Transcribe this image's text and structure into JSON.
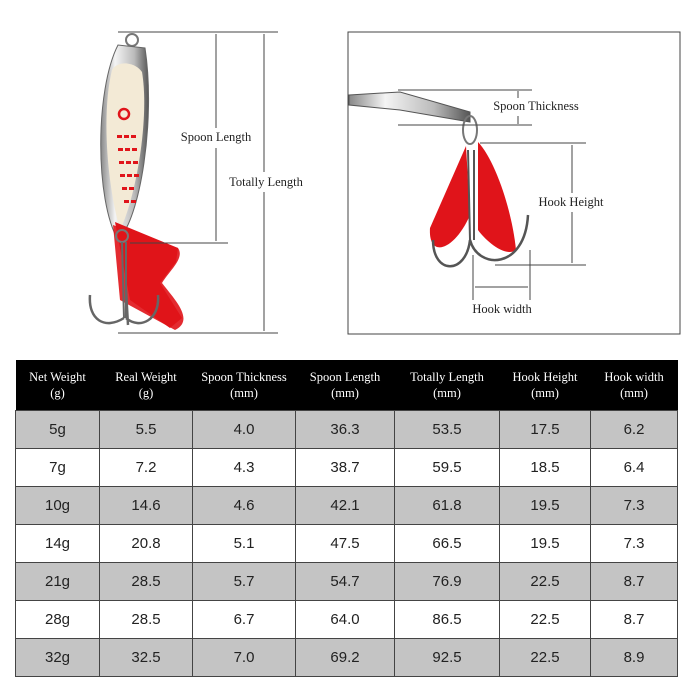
{
  "diagram": {
    "labels": {
      "spoon_length": "Spoon Length",
      "totally_length": "Totally Length",
      "spoon_thickness": "Spoon Thickness",
      "hook_height": "Hook Height",
      "hook_width": "Hook width"
    },
    "colors": {
      "blade_red": "#e0141a",
      "silver": "#c8c8c8"
    }
  },
  "table": {
    "headers": [
      [
        "Net Weight",
        "(g)"
      ],
      [
        "Real Weight",
        "(g)"
      ],
      [
        "Spoon Thickness",
        "(mm)"
      ],
      [
        "Spoon Length",
        "(mm)"
      ],
      [
        "Totally Length",
        "(mm)"
      ],
      [
        "Hook Height",
        "(mm)"
      ],
      [
        "Hook width",
        "(mm)"
      ]
    ],
    "rows": [
      [
        "5g",
        "5.5",
        "4.0",
        "36.3",
        "53.5",
        "17.5",
        "6.2"
      ],
      [
        "7g",
        "7.2",
        "4.3",
        "38.7",
        "59.5",
        "18.5",
        "6.4"
      ],
      [
        "10g",
        "14.6",
        "4.6",
        "42.1",
        "61.8",
        "19.5",
        "7.3"
      ],
      [
        "14g",
        "20.8",
        "5.1",
        "47.5",
        "66.5",
        "19.5",
        "7.3"
      ],
      [
        "21g",
        "28.5",
        "5.7",
        "54.7",
        "76.9",
        "22.5",
        "8.7"
      ],
      [
        "28g",
        "28.5",
        "6.7",
        "64.0",
        "86.5",
        "22.5",
        "8.7"
      ],
      [
        "32g",
        "32.5",
        "7.0",
        "69.2",
        "92.5",
        "22.5",
        "8.9"
      ]
    ]
  }
}
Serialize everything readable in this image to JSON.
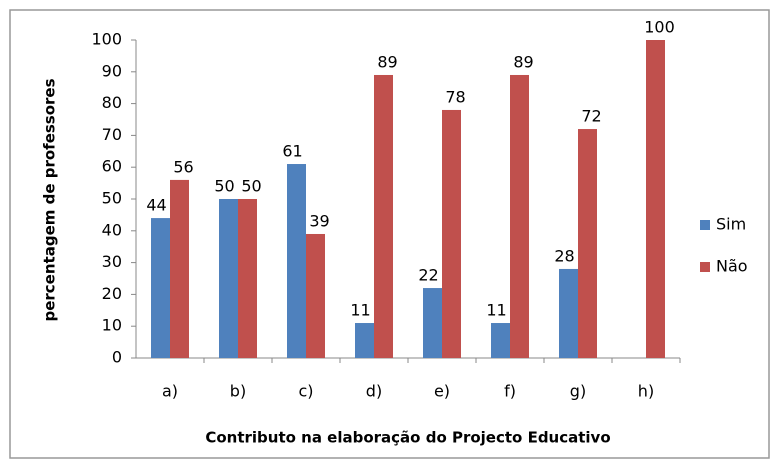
{
  "chart_data": {
    "type": "bar",
    "x_label": "Contributo na elaboração do Projecto Educativo",
    "y_label": "percentagem de professores",
    "categories": [
      "a)",
      "b)",
      "c)",
      "d)",
      "e)",
      "f)",
      "g)",
      "h)"
    ],
    "series": [
      {
        "name": "Sim",
        "color": "#4f81bd",
        "values": [
          44,
          50,
          61,
          11,
          22,
          11,
          28,
          null
        ]
      },
      {
        "name": "Não",
        "color": "#c0504d",
        "values": [
          56,
          50,
          39,
          89,
          78,
          89,
          72,
          100
        ]
      }
    ],
    "ylim": [
      0,
      100
    ],
    "yticks": [
      0,
      10,
      20,
      30,
      40,
      50,
      60,
      70,
      80,
      90,
      100
    ],
    "grid": false,
    "legend": "right"
  }
}
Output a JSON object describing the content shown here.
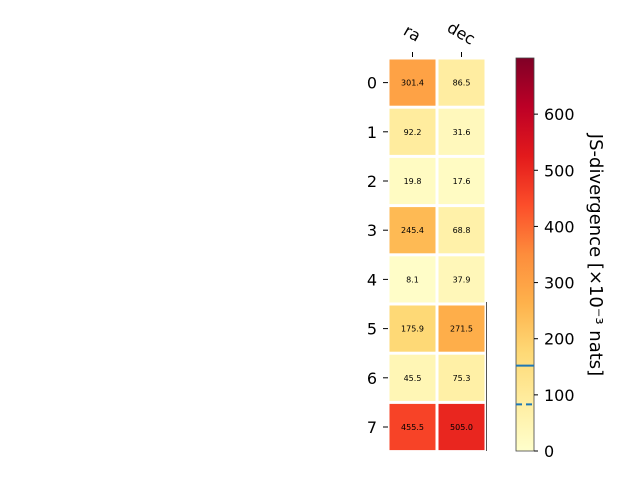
{
  "chart_data": {
    "type": "heatmap",
    "columns": [
      "ra",
      "dec"
    ],
    "rows": [
      "0",
      "1",
      "2",
      "3",
      "4",
      "5",
      "6",
      "7"
    ],
    "values": [
      [
        301.4,
        86.5
      ],
      [
        92.2,
        31.6
      ],
      [
        19.8,
        17.6
      ],
      [
        245.4,
        68.8
      ],
      [
        8.1,
        37.9
      ],
      [
        175.9,
        271.5
      ],
      [
        45.5,
        75.3
      ],
      [
        455.5,
        505.0
      ]
    ],
    "value_labels": [
      [
        "301.4",
        "86.5"
      ],
      [
        "92.2",
        "31.6"
      ],
      [
        "19.8",
        "17.6"
      ],
      [
        "245.4",
        "68.8"
      ],
      [
        "8.1",
        "37.9"
      ],
      [
        "175.9",
        "271.5"
      ],
      [
        "45.5",
        "75.3"
      ],
      [
        "455.5",
        "505.0"
      ]
    ],
    "colorbar": {
      "label": "JS-divergence [×10⁻³ nats]",
      "range": [
        0,
        700
      ],
      "ticks": [
        "0",
        "100",
        "200",
        "300",
        "400",
        "500",
        "600"
      ],
      "tick_values": [
        0,
        100,
        200,
        300,
        400,
        500,
        600
      ],
      "colormap": "YlOrRd",
      "solid_line_value": 152,
      "dashed_line_value": 83,
      "line_color": "#1f77b4"
    }
  }
}
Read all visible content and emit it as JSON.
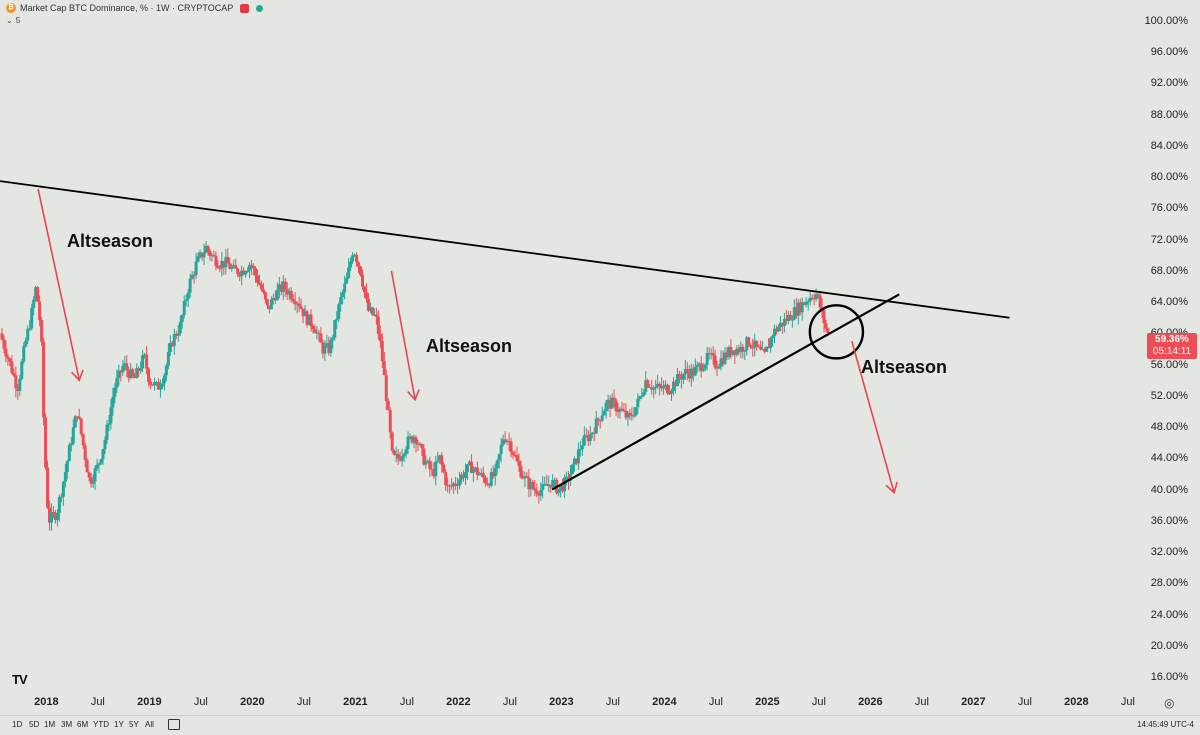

____________________

▸ Exercise instructions
Go through the listing above and report how many of its lines contain the word "Hook", with only the number as output.

▸ Task solution
4